[Figure dataset records]
:::::
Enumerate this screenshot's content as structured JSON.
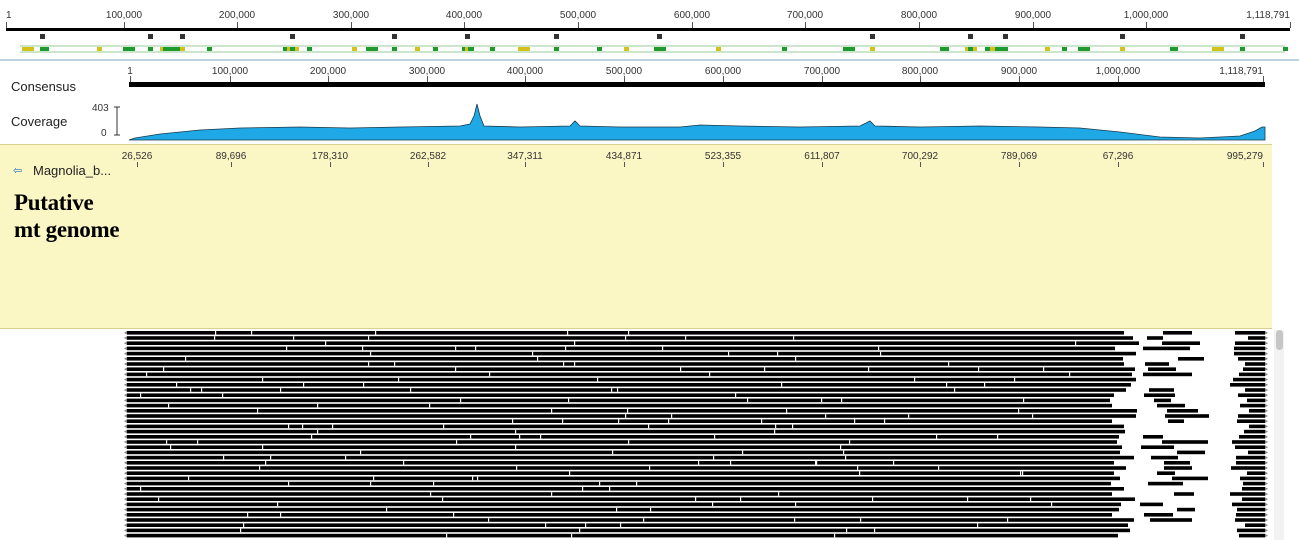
{
  "overview_ruler": {
    "ticks": [
      "1",
      "100,000",
      "200,000",
      "300,000",
      "400,000",
      "500,000",
      "600,000",
      "700,000",
      "800,000",
      "900,000",
      "1,000,000",
      "1,118,791"
    ]
  },
  "tracks": {
    "consensus_label": "Consensus",
    "coverage_label": "Coverage",
    "coverage_max": "403",
    "coverage_min": "0",
    "sequence_label": "Magnolia_b...",
    "annotation_title_line1": "Putative",
    "annotation_title_line2": "mt genome"
  },
  "consensus_ruler": {
    "ticks": [
      "1",
      "100,000",
      "200,000",
      "300,000",
      "400,000",
      "500,000",
      "600,000",
      "700,000",
      "800,000",
      "900,000",
      "1,000,000",
      "1,118,791"
    ]
  },
  "sequence_ruler": {
    "ticks": [
      "26,526",
      "89,696",
      "178,310",
      "262,582",
      "347,311",
      "434,871",
      "523,355",
      "611,807",
      "700,292",
      "789,069",
      "67,296",
      "995,279"
    ]
  },
  "colors": {
    "coverage_fill": "#1ea8e6",
    "gene_gray": "#b0b0b0",
    "gene_black": "#111111",
    "gene_yellow": "#d4c21a",
    "gene_green": "#1e9a2e",
    "annotation_bg": "#fbf7c4",
    "reads": "#000000"
  },
  "icons": {
    "sequence_icon": "sequence-link-icon"
  }
}
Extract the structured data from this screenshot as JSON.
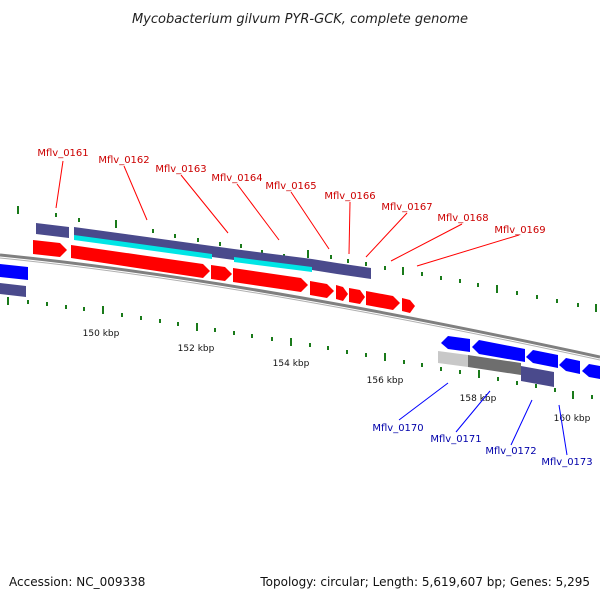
{
  "title": "Mycobacterium gilvum PYR-GCK, complete genome",
  "footer": {
    "accession": "Accession: NC_009338",
    "summary": "Topology: circular; Length: 5,619,607 bp; Genes: 5,295"
  },
  "colors": {
    "backbone": "#808080",
    "tick": "#1a7a1a",
    "gene_fwd": "#ff0000",
    "gene_rev": "#0000ff",
    "cds": "#4a4a8c",
    "rna": "#00e5e5",
    "pseudo_light": "#c8c8c8",
    "pseudo_dark": "#6e6e6e",
    "label_fwd": "#cc0000",
    "label_rev": "#0000aa"
  },
  "scale_labels": [
    "150 kbp",
    "152 kbp",
    "154 kbp",
    "156 kbp",
    "158 kbp",
    "160 kbp"
  ],
  "forward_labels": [
    "Mflv_0161",
    "Mflv_0162",
    "Mflv_0163",
    "Mflv_0164",
    "Mflv_0165",
    "Mflv_0166",
    "Mflv_0167",
    "Mflv_0168",
    "Mflv_0169"
  ],
  "reverse_labels": [
    "Mflv_0170",
    "Mflv_0171",
    "Mflv_0172",
    "Mflv_0173"
  ]
}
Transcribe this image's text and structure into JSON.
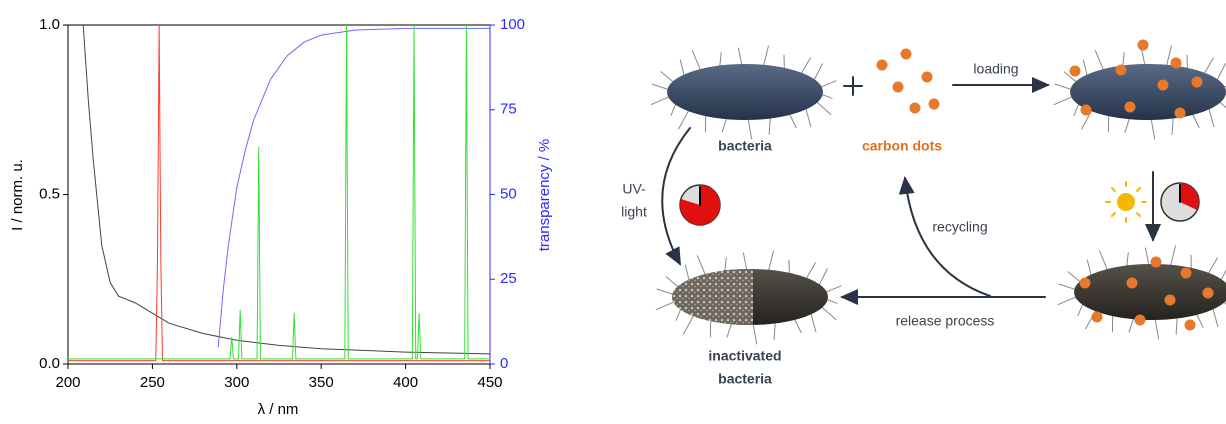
{
  "chart_data": {
    "type": "line",
    "xlabel": "λ / nm",
    "ylabel": "I / norm. u.",
    "y2label": "transparency / %",
    "xlim": [
      200,
      450
    ],
    "ylim": [
      0,
      1
    ],
    "y2lim": [
      0,
      100
    ],
    "xticks": [
      200,
      250,
      300,
      350,
      400,
      450
    ],
    "yticks": [
      {
        "value": 0,
        "label": "0.0"
      },
      {
        "value": 0.5,
        "label": "0.5"
      },
      {
        "value": 1,
        "label": "1.0"
      }
    ],
    "y2ticks": [
      0,
      25,
      50,
      75,
      100
    ],
    "y2color": "#2b2bff",
    "series": [
      {
        "color": "#444444",
        "x": [
          209,
          212,
          215,
          220,
          225,
          230,
          240,
          250,
          260,
          280,
          300,
          325,
          350,
          400,
          450
        ],
        "values": [
          1.0,
          0.78,
          0.6,
          0.35,
          0.24,
          0.2,
          0.18,
          0.15,
          0.12,
          0.09,
          0.07,
          0.055,
          0.045,
          0.035,
          0.03
        ]
      },
      {
        "color": "#ff3b30",
        "x": [
          200,
          252,
          253,
          254,
          255,
          256,
          450
        ],
        "values": [
          0.01,
          0.01,
          0.3,
          1.0,
          0.3,
          0.01,
          0.01
        ]
      },
      {
        "color": "#6a6aff",
        "axis": "y2",
        "x": [
          289,
          292,
          295,
          300,
          305,
          310,
          320,
          330,
          340,
          350,
          370,
          400,
          450
        ],
        "values": [
          5,
          22,
          35,
          52,
          63,
          72,
          84,
          91,
          95,
          97,
          98.5,
          99,
          99
        ]
      },
      {
        "color": "#33e033",
        "x": [
          200,
          296,
          297,
          298,
          301,
          302,
          303,
          312,
          313,
          314,
          333,
          334,
          335,
          364,
          365,
          366,
          404,
          405,
          406,
          407,
          408,
          409,
          435,
          436,
          437,
          450
        ],
        "values": [
          0.015,
          0.015,
          0.08,
          0.015,
          0.015,
          0.16,
          0.015,
          0.015,
          0.64,
          0.015,
          0.015,
          0.15,
          0.015,
          0.015,
          1.0,
          0.015,
          0.015,
          1.0,
          0.015,
          0.015,
          0.15,
          0.015,
          0.015,
          1.0,
          0.015,
          0.015
        ]
      }
    ]
  },
  "diagram": {
    "loading": "loading",
    "bacteria": "bacteria",
    "carbon_dots": "carbon dots",
    "uv_light": [
      "UV-",
      "light"
    ],
    "recycling": "recycling",
    "release_process": "release process",
    "inactivated_bacteria": [
      "inactivated",
      "bacteria"
    ]
  }
}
:::::
■ Exercise prompt: Reproduce the entries above exactly. Do not include the images.

■ Solution to this exercise:
Enumerate this screenshot's content as structured JSON.
{
  "overview_ruler": {
    "ticks": [
      "1",
      "100,000",
      "200,000",
      "300,000",
      "400,000",
      "500,000",
      "600,000",
      "700,000",
      "800,000",
      "900,000",
      "1,000,000",
      "1,118,791"
    ]
  },
  "tracks": {
    "consensus_label": "Consensus",
    "coverage_label": "Coverage",
    "coverage_max": "403",
    "coverage_min": "0",
    "sequence_label": "Magnolia_b...",
    "annotation_title_line1": "Putative",
    "annotation_title_line2": "mt genome"
  },
  "consensus_ruler": {
    "ticks": [
      "1",
      "100,000",
      "200,000",
      "300,000",
      "400,000",
      "500,000",
      "600,000",
      "700,000",
      "800,000",
      "900,000",
      "1,000,000",
      "1,118,791"
    ]
  },
  "sequence_ruler": {
    "ticks": [
      "26,526",
      "89,696",
      "178,310",
      "262,582",
      "347,311",
      "434,871",
      "523,355",
      "611,807",
      "700,292",
      "789,069",
      "67,296",
      "995,279"
    ]
  },
  "colors": {
    "coverage_fill": "#1ea8e6",
    "gene_gray": "#b0b0b0",
    "gene_black": "#111111",
    "gene_yellow": "#d4c21a",
    "gene_green": "#1e9a2e",
    "annotation_bg": "#fbf7c4",
    "reads": "#000000"
  },
  "icons": {
    "sequence_icon": "sequence-link-icon"
  }
}
Extract the structured data from this screenshot as JSON.
{
  "title": "Mycobacterium gilvum PYR-GCK, complete genome",
  "footer": {
    "accession": "Accession: NC_009338",
    "summary": "Topology: circular; Length: 5,619,607 bp; Genes: 5,295"
  },
  "colors": {
    "backbone": "#808080",
    "tick": "#1a7a1a",
    "gene_fwd": "#ff0000",
    "gene_rev": "#0000ff",
    "cds": "#4a4a8c",
    "rna": "#00e5e5",
    "pseudo_light": "#c8c8c8",
    "pseudo_dark": "#6e6e6e",
    "label_fwd": "#cc0000",
    "label_rev": "#0000aa"
  },
  "scale_labels": [
    "150 kbp",
    "152 kbp",
    "154 kbp",
    "156 kbp",
    "158 kbp",
    "160 kbp"
  ],
  "forward_labels": [
    "Mflv_0161",
    "Mflv_0162",
    "Mflv_0163",
    "Mflv_0164",
    "Mflv_0165",
    "Mflv_0166",
    "Mflv_0167",
    "Mflv_0168",
    "Mflv_0169"
  ],
  "reverse_labels": [
    "Mflv_0170",
    "Mflv_0171",
    "Mflv_0172",
    "Mflv_0173"
  ]
}
Transcribe this image's text and structure into JSON.
{
  "chart_data": {
    "type": "line",
    "xlabel": "λ / nm",
    "ylabel": "I / norm. u.",
    "y2label": "transparency / %",
    "xlim": [
      200,
      450
    ],
    "ylim": [
      0,
      1
    ],
    "y2lim": [
      0,
      100
    ],
    "xticks": [
      200,
      250,
      300,
      350,
      400,
      450
    ],
    "yticks": [
      {
        "value": 0,
        "label": "0.0"
      },
      {
        "value": 0.5,
        "label": "0.5"
      },
      {
        "value": 1,
        "label": "1.0"
      }
    ],
    "y2ticks": [
      0,
      25,
      50,
      75,
      100
    ],
    "y2color": "#2b2bff",
    "series": [
      {
        "color": "#444444",
        "x": [
          209,
          212,
          215,
          220,
          225,
          230,
          240,
          250,
          260,
          280,
          300,
          325,
          350,
          400,
          450
        ],
        "values": [
          1.0,
          0.78,
          0.6,
          0.35,
          0.24,
          0.2,
          0.18,
          0.15,
          0.12,
          0.09,
          0.07,
          0.055,
          0.045,
          0.035,
          0.03
        ]
      },
      {
        "color": "#ff3b30",
        "x": [
          200,
          252,
          253,
          254,
          255,
          256,
          450
        ],
        "values": [
          0.01,
          0.01,
          0.3,
          1.0,
          0.3,
          0.01,
          0.01
        ]
      },
      {
        "color": "#6a6aff",
        "axis": "y2",
        "x": [
          289,
          292,
          295,
          300,
          305,
          310,
          320,
          330,
          340,
          350,
          370,
          400,
          450
        ],
        "values": [
          5,
          22,
          35,
          52,
          63,
          72,
          84,
          91,
          95,
          97,
          98.5,
          99,
          99
        ]
      },
      {
        "color": "#33e033",
        "x": [
          200,
          296,
          297,
          298,
          301,
          302,
          303,
          312,
          313,
          314,
          333,
          334,
          335,
          364,
          365,
          366,
          404,
          405,
          406,
          407,
          408,
          409,
          435,
          436,
          437,
          450
        ],
        "values": [
          0.015,
          0.015,
          0.08,
          0.015,
          0.015,
          0.16,
          0.015,
          0.015,
          0.64,
          0.015,
          0.015,
          0.15,
          0.015,
          0.015,
          1.0,
          0.015,
          0.015,
          1.0,
          0.015,
          0.015,
          0.15,
          0.015,
          0.015,
          1.0,
          0.015,
          0.015
        ]
      }
    ]
  },
  "diagram": {
    "loading": "loading",
    "bacteria": "bacteria",
    "carbon_dots": "carbon dots",
    "uv_light": [
      "UV-",
      "light"
    ],
    "recycling": "recycling",
    "release_process": "release process",
    "inactivated_bacteria": [
      "inactivated",
      "bacteria"
    ]
  }
}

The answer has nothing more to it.